— START OF Task inputs —

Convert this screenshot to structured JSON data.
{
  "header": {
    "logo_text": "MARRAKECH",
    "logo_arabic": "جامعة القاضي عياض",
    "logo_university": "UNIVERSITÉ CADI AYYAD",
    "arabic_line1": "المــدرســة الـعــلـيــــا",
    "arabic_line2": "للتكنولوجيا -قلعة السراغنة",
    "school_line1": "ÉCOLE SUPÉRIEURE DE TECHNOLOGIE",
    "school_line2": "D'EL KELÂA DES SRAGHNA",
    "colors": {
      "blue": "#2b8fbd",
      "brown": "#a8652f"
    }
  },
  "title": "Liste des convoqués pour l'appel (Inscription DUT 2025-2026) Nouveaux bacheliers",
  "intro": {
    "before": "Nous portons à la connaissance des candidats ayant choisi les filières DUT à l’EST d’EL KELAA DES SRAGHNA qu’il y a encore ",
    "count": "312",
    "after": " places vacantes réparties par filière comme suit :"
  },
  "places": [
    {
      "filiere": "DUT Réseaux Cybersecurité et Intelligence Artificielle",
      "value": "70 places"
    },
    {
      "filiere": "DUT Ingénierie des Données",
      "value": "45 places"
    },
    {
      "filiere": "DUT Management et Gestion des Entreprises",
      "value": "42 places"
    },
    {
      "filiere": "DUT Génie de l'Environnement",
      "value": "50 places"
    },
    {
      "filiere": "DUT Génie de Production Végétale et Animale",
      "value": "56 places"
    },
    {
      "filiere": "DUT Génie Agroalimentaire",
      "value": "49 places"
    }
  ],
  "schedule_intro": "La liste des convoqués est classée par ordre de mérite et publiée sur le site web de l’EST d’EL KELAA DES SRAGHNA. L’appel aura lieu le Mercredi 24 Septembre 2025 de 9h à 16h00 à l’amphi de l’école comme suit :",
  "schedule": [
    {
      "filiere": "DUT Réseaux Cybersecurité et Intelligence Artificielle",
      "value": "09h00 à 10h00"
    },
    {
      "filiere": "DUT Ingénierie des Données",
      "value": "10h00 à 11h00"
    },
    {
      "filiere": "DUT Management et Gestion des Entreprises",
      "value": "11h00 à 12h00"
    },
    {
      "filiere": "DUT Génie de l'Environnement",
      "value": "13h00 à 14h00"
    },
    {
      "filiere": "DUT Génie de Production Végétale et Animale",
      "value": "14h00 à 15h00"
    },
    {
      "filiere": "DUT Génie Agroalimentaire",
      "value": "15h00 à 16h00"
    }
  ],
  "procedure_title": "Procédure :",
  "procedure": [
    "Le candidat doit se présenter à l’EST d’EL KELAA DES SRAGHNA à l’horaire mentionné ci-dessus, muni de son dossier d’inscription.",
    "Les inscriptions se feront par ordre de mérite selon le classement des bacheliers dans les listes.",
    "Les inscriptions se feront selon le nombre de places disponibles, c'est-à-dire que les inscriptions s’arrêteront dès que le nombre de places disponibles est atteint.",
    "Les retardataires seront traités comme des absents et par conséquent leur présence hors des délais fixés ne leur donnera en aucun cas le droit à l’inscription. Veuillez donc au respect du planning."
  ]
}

— END OF Task inputs —
— START OF Task inputs —

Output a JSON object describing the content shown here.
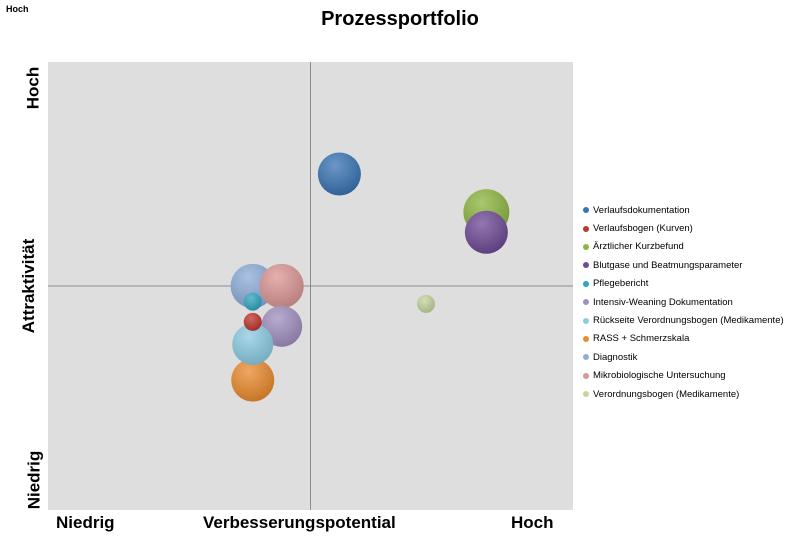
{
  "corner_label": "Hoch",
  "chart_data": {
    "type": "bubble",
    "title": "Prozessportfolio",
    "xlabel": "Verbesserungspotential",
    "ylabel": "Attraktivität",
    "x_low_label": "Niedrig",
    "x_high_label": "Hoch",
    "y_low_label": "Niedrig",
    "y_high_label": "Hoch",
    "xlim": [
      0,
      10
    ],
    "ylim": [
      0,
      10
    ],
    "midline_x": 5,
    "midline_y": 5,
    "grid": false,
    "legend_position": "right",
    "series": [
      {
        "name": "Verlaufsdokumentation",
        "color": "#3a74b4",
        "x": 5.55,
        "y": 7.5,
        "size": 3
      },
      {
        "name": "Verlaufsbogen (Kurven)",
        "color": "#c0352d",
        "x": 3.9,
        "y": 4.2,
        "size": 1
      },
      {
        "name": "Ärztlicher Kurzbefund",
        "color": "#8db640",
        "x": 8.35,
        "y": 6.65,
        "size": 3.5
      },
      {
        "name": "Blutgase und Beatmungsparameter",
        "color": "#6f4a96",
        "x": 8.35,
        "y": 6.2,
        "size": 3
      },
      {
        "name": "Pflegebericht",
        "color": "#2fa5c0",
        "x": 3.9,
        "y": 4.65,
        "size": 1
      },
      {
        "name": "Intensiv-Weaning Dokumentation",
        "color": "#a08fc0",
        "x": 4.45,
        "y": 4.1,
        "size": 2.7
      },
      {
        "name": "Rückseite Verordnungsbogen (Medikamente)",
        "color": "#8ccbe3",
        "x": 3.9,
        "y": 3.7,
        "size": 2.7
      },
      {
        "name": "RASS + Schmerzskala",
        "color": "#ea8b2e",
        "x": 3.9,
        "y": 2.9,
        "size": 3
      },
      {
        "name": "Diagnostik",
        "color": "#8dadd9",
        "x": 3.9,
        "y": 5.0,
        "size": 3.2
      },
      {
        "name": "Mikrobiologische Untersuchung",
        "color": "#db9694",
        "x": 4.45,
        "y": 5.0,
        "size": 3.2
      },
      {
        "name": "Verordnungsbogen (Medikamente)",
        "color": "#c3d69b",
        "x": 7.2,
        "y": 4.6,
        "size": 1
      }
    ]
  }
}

— END OF Task inputs —

• **What is needed**: Filter for "JSON". Return all lines that hold it.

• **Finished task**:
Convert this screenshot to structured JSON data.
Output a JSON object describing the content shown here.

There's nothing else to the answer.